(Source records)
• • • •
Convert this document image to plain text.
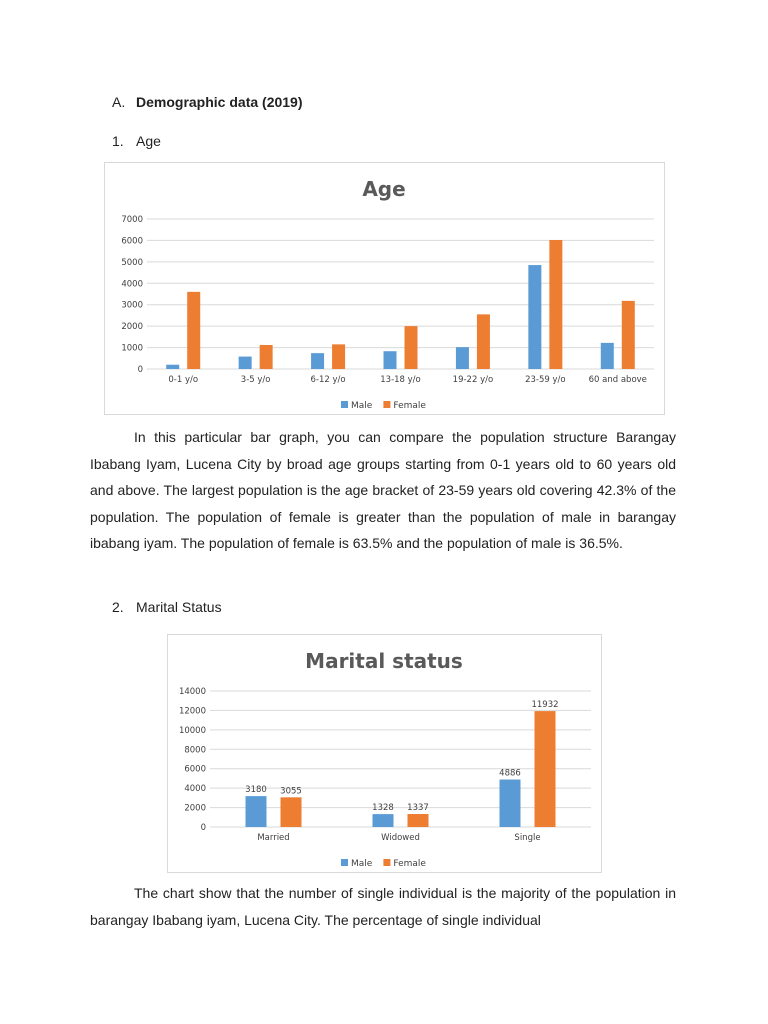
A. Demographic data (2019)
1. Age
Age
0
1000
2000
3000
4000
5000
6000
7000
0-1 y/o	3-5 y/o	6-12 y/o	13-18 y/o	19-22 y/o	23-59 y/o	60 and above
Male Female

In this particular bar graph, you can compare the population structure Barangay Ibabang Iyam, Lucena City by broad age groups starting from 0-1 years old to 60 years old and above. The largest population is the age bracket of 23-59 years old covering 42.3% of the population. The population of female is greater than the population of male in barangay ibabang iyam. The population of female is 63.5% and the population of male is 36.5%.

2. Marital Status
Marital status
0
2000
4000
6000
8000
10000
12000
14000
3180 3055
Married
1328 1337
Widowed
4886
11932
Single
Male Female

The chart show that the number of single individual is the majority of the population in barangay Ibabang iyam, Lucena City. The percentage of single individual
• • • •
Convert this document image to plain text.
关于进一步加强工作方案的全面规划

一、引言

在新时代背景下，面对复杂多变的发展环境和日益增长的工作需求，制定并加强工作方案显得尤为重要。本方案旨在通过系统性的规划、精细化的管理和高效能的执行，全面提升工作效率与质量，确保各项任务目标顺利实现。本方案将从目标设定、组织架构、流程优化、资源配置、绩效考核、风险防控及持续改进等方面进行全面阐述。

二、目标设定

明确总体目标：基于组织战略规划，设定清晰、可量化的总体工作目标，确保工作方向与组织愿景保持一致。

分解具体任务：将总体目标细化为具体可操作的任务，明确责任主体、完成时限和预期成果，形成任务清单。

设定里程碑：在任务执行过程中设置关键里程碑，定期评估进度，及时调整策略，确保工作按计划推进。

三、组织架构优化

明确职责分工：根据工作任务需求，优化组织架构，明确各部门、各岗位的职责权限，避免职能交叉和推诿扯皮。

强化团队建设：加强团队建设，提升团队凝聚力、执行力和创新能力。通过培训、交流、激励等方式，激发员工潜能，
• • • •
Using the entries above, return each line that includes the word "population".

In this particular bar graph, you can compare the population structure Barangay Ibabang Iyam, Lucena City by broad age groups starting from 0-1 years old to 60 years old and above. The largest population is the age bracket of 23-59 years old covering 42.3% of the population. The population of female is greater than the population of male in barangay ibabang iyam. The population of female is 63.5% and the population of male is 36.5%.
The chart show that the number of single individual is the majority of the population in barangay Ibabang iyam, Lucena City. The percentage of single individual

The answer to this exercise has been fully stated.